> Aim: Take the line containing "Give me the" through the last line of the data and retype those lines exactly. Pictures do not belong in the copy.

> Dataset content:

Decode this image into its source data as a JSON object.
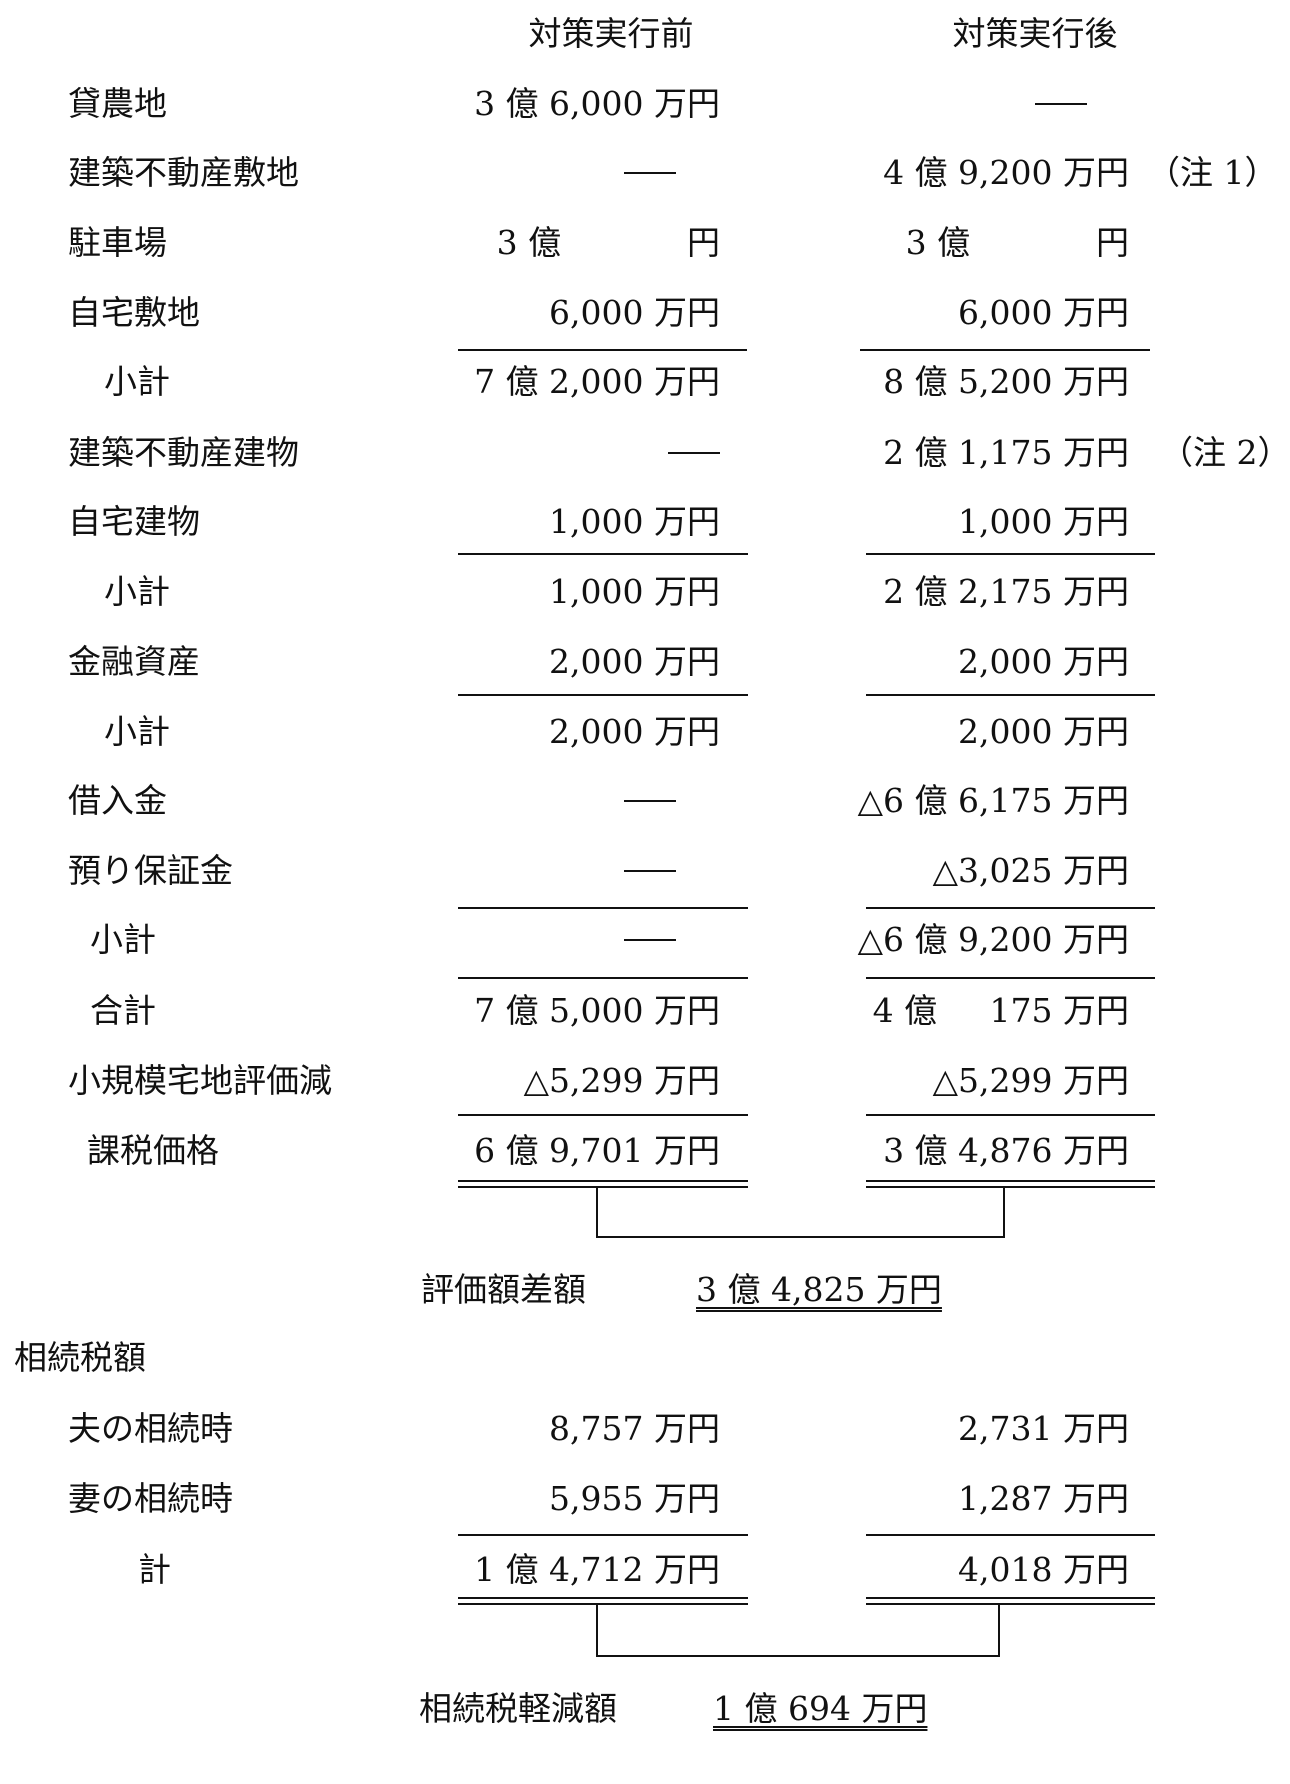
{
  "headers": {
    "before": "対策実行前",
    "after": "対策実行後"
  },
  "rows": [
    {
      "label": "貸農地",
      "before": "3 億 6,000 万円",
      "after": "—"
    },
    {
      "label": "建築不動産敷地",
      "before": "—",
      "after": "4 億 9,200 万円",
      "note": "（注 1）"
    },
    {
      "label": "駐車場",
      "before": "3 億            円",
      "after": "3 億            円"
    },
    {
      "label": "自宅敷地",
      "before": "6,000 万円",
      "after": "6,000 万円"
    },
    {
      "label": "小計",
      "before": "7 億 2,000 万円",
      "after": "8 億 5,200 万円"
    },
    {
      "label": "建築不動産建物",
      "before": "—",
      "after": "2 億 1,175 万円",
      "note": "（注 2）"
    },
    {
      "label": "自宅建物",
      "before": "1,000 万円",
      "after": "1,000 万円"
    },
    {
      "label": "小計",
      "before": "1,000 万円",
      "after": "2 億 2,175 万円"
    },
    {
      "label": "金融資産",
      "before": "2,000 万円",
      "after": "2,000 万円"
    },
    {
      "label": "小計",
      "before": "2,000 万円",
      "after": "2,000 万円"
    },
    {
      "label": "借入金",
      "before": "—",
      "after": "△6 億 6,175 万円"
    },
    {
      "label": "預り保証金",
      "before": "—",
      "after": "△3,025 万円"
    },
    {
      "label": "小計",
      "before": "—",
      "after": "△6 億 9,200 万円"
    },
    {
      "label": "合計",
      "before": "7 億 5,000 万円",
      "after": "4 億     175 万円"
    },
    {
      "label": "小規模宅地評価減",
      "before": "△5,299 万円",
      "after": "△5,299 万円"
    },
    {
      "label": "課税価格",
      "before": "6 億 9,701 万円",
      "after": "3 億 4,876 万円"
    }
  ],
  "valuation_difference": {
    "label": "評価額差額",
    "value": "3 億 4,825 万円"
  },
  "inheritance_tax": {
    "title": "相続税額",
    "rows": [
      {
        "label": "夫の相続時",
        "before": "8,757 万円",
        "after": "2,731 万円"
      },
      {
        "label": "妻の相続時",
        "before": "5,955 万円",
        "after": "1,287 万円"
      },
      {
        "label": "計",
        "before": "1 億 4,712 万円",
        "after": "4,018 万円"
      }
    ]
  },
  "tax_reduction": {
    "label": "相続税軽減額",
    "value": "1 億 694 万円"
  }
}
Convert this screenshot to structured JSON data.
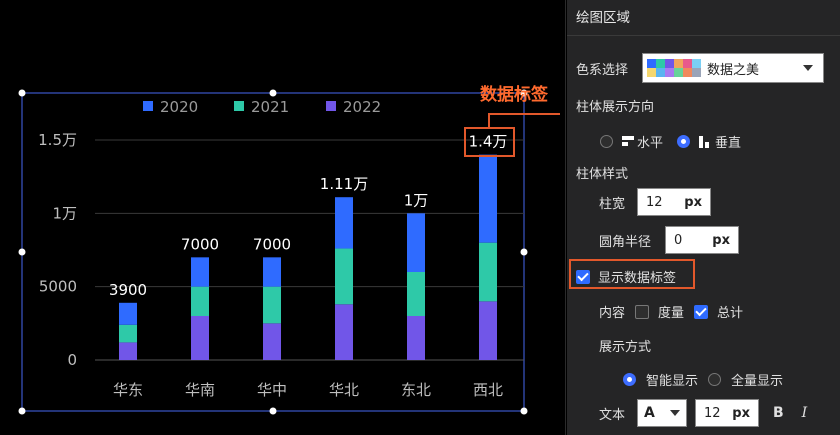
{
  "chart_data": {
    "type": "bar",
    "stacked": true,
    "categories": [
      "华东",
      "华南",
      "华中",
      "华北",
      "东北",
      "西北"
    ],
    "series": [
      {
        "name": "2020",
        "color": "#2f6bff",
        "values": [
          1500,
          2000,
          2000,
          3500,
          4000,
          6000
        ]
      },
      {
        "name": "2021",
        "color": "#2ec9a8",
        "values": [
          1200,
          2000,
          2500,
          3800,
          3000,
          4000
        ]
      },
      {
        "name": "2022",
        "color": "#7156e8",
        "values": [
          1200,
          3000,
          2500,
          3800,
          3000,
          4000
        ]
      }
    ],
    "totals_labels": [
      "3900",
      "7000",
      "7000",
      "1.11万",
      "1万",
      "1.4万"
    ],
    "y_ticks": [
      "0",
      "5000",
      "1万",
      "1.5万"
    ],
    "ylim": [
      0,
      15000
    ],
    "legend_position": "top",
    "grid": true
  },
  "annotation": {
    "text": "数据标签"
  },
  "panel": {
    "title": "绘图区域",
    "color_scheme": {
      "label": "色系选择",
      "value": "数据之美",
      "swatches": [
        "#2f6bff",
        "#2ec9a8",
        "#7156e8",
        "#f2a55c",
        "#e85a8c",
        "#7bd0f5",
        "#f5d76e",
        "#5ab4f0",
        "#a97af0",
        "#67d39a",
        "#f08a5d",
        "#9aa4b8"
      ]
    },
    "direction": {
      "label": "柱体展示方向",
      "options": [
        {
          "label": "水平",
          "selected": false
        },
        {
          "label": "垂直",
          "selected": true
        }
      ]
    },
    "bar_style": {
      "label": "柱体样式",
      "width_label": "柱宽",
      "width_value": "12",
      "width_unit": "px",
      "radius_label": "圆角半径",
      "radius_value": "0",
      "radius_unit": "px"
    },
    "show_labels": {
      "label": "显示数据标签",
      "checked": true
    },
    "content": {
      "label": "内容",
      "options": [
        {
          "label": "度量",
          "checked": false
        },
        {
          "label": "总计",
          "checked": true
        }
      ]
    },
    "display_mode": {
      "label": "展示方式",
      "options": [
        {
          "label": "智能显示",
          "selected": true
        },
        {
          "label": "全量显示",
          "selected": false
        }
      ]
    },
    "text": {
      "label": "文本",
      "font_glyph": "A",
      "size_value": "12",
      "size_unit": "px",
      "bold_glyph": "B",
      "italic_glyph": "I"
    }
  }
}
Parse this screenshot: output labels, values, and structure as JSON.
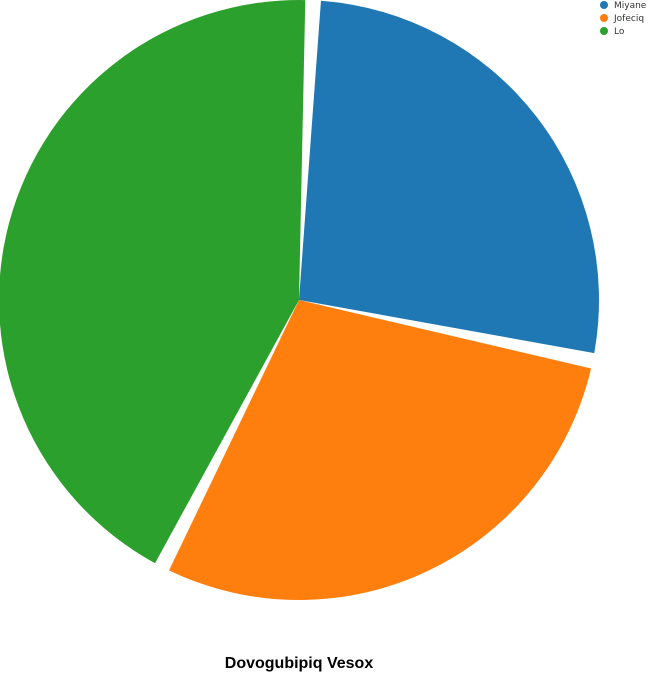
{
  "chart_data": {
    "type": "pie",
    "title": "Dovogubipiq Vesox",
    "legend_position": "top-right",
    "slices": [
      {
        "label": "Miyane",
        "value": 27.5,
        "color": "#1f77b4"
      },
      {
        "label": "Jofeciq",
        "value": 29.3,
        "color": "#ff7f0e"
      },
      {
        "label": "Lo",
        "value": 43.2,
        "color": "#2ca02c"
      }
    ]
  }
}
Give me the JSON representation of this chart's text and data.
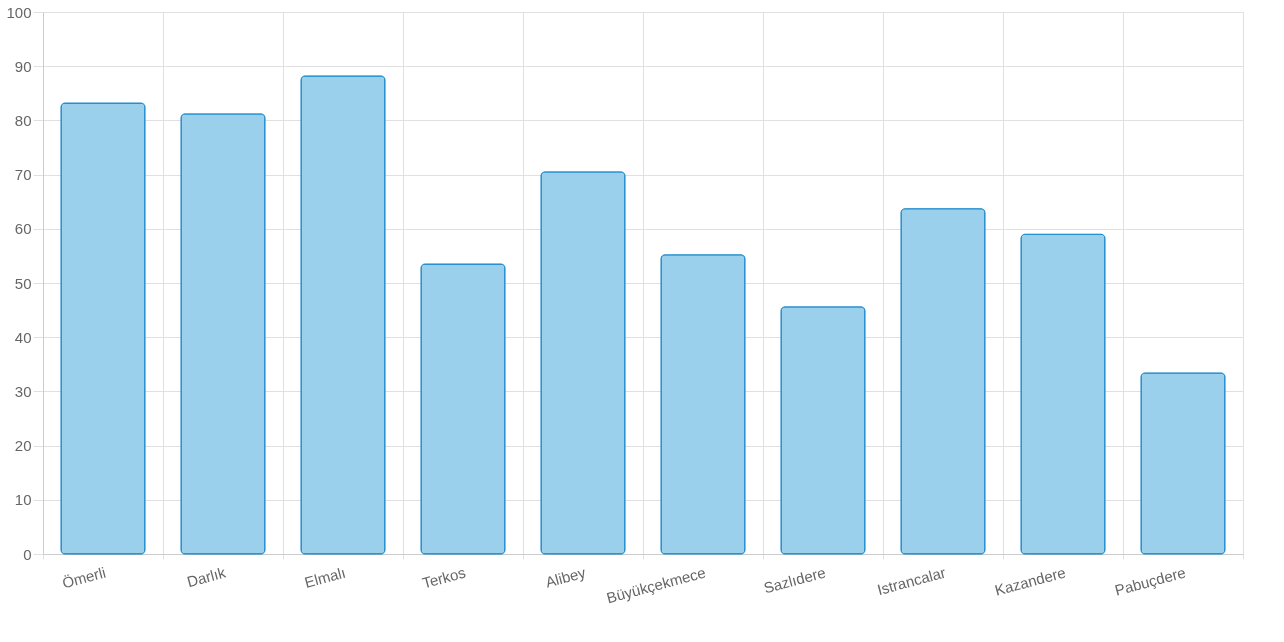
{
  "chart_data": {
    "type": "bar",
    "categories": [
      "Ömerli",
      "Darlık",
      "Elmalı",
      "Terkos",
      "Alibey",
      "Büyükçekmece",
      "Sazlıdere",
      "Istrancalar",
      "Kazandere",
      "Pabuçdere"
    ],
    "values": [
      83.2,
      81.2,
      88.2,
      53.5,
      70.5,
      55.2,
      45.6,
      63.7,
      59.0,
      33.4
    ],
    "color": "#9ad0ec",
    "ylim": [
      0,
      100
    ],
    "yticks": [
      0,
      10,
      20,
      30,
      40,
      50,
      60,
      70,
      80,
      90,
      100
    ],
    "grid": true
  }
}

> Full solution:
Give me the JSON representation of this chart's text and data.
{
  "chart_data": {
    "type": "bar",
    "categories": [
      "Ömerli",
      "Darlık",
      "Elmalı",
      "Terkos",
      "Alibey",
      "Büyükçekmece",
      "Sazlıdere",
      "Istrancalar",
      "Kazandere",
      "Pabuçdere"
    ],
    "values": [
      83.2,
      81.2,
      88.2,
      53.5,
      70.5,
      55.2,
      45.6,
      63.7,
      59.0,
      33.4
    ],
    "color": "#9ad0ec",
    "ylim": [
      0,
      100
    ],
    "yticks": [
      0,
      10,
      20,
      30,
      40,
      50,
      60,
      70,
      80,
      90,
      100
    ],
    "grid": true
  }
}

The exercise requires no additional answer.